Extracted records
· · · ·

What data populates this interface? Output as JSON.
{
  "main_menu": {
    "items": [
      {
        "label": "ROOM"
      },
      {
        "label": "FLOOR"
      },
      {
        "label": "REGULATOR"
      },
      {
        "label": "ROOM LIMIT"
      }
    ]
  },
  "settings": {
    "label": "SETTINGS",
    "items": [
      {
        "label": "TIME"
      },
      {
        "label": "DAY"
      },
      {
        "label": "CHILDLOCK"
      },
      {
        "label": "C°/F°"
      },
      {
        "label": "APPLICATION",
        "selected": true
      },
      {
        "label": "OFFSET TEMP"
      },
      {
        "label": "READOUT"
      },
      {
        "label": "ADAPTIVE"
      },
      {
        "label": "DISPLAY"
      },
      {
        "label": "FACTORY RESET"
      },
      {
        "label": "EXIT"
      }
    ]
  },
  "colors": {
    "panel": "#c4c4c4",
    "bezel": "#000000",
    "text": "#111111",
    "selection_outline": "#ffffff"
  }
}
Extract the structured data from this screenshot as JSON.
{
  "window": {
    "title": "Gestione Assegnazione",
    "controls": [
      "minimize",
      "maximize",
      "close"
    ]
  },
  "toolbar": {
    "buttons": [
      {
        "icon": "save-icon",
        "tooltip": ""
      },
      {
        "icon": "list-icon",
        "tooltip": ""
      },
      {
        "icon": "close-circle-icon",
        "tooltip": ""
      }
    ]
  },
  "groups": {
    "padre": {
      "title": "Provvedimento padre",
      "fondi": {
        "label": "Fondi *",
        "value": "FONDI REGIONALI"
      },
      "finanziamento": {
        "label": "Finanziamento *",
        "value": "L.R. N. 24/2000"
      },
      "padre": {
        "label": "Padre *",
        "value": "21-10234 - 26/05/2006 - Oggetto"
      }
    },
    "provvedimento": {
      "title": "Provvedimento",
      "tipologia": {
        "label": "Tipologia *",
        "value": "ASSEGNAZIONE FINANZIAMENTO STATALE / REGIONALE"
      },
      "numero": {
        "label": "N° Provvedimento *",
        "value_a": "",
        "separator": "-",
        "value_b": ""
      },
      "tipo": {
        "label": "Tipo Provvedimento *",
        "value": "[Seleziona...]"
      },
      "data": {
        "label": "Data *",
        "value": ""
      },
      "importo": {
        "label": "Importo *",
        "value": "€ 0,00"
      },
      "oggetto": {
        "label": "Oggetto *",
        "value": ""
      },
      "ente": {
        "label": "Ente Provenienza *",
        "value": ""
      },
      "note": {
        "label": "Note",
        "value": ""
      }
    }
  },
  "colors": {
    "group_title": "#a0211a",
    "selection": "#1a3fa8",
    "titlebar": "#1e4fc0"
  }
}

· · · ·

## Set problem:
Output the records above in their entirety, exactly.

## Exercise output:
What data populates this interface? Output as JSON.
{
  "main_menu": {
    "items": [
      {
        "label": "ROOM"
      },
      {
        "label": "FLOOR"
      },
      {
        "label": "REGULATOR"
      },
      {
        "label": "ROOM LIMIT"
      }
    ]
  },
  "settings": {
    "label": "SETTINGS",
    "items": [
      {
        "label": "TIME"
      },
      {
        "label": "DAY"
      },
      {
        "label": "CHILDLOCK"
      },
      {
        "label": "C°/F°"
      },
      {
        "label": "APPLICATION",
        "selected": true
      },
      {
        "label": "OFFSET TEMP"
      },
      {
        "label": "READOUT"
      },
      {
        "label": "ADAPTIVE"
      },
      {
        "label": "DISPLAY"
      },
      {
        "label": "FACTORY RESET"
      },
      {
        "label": "EXIT"
      }
    ]
  },
  "colors": {
    "panel": "#c4c4c4",
    "bezel": "#000000",
    "text": "#111111",
    "selection_outline": "#ffffff"
  }
}
Extract the structured data from this screenshot as JSON.
{
  "window": {
    "title": "Gestione Assegnazione",
    "controls": [
      "minimize",
      "maximize",
      "close"
    ]
  },
  "toolbar": {
    "buttons": [
      {
        "icon": "save-icon",
        "tooltip": ""
      },
      {
        "icon": "list-icon",
        "tooltip": ""
      },
      {
        "icon": "close-circle-icon",
        "tooltip": ""
      }
    ]
  },
  "groups": {
    "padre": {
      "title": "Provvedimento padre",
      "fondi": {
        "label": "Fondi *",
        "value": "FONDI REGIONALI"
      },
      "finanziamento": {
        "label": "Finanziamento *",
        "value": "L.R. N. 24/2000"
      },
      "padre": {
        "label": "Padre *",
        "value": "21-10234 - 26/05/2006 - Oggetto"
      }
    },
    "provvedimento": {
      "title": "Provvedimento",
      "tipologia": {
        "label": "Tipologia *",
        "value": "ASSEGNAZIONE FINANZIAMENTO STATALE / REGIONALE"
      },
      "numero": {
        "label": "N° Provvedimento *",
        "value_a": "",
        "separator": "-",
        "value_b": ""
      },
      "tipo": {
        "label": "Tipo Provvedimento *",
        "value": "[Seleziona...]"
      },
      "data": {
        "label": "Data *",
        "value": ""
      },
      "importo": {
        "label": "Importo *",
        "value": "€ 0,00"
      },
      "oggetto": {
        "label": "Oggetto *",
        "value": ""
      },
      "ente": {
        "label": "Ente Provenienza *",
        "value": ""
      },
      "note": {
        "label": "Note",
        "value": ""
      }
    }
  },
  "colors": {
    "group_title": "#a0211a",
    "selection": "#1a3fa8",
    "titlebar": "#1e4fc0"
  }
}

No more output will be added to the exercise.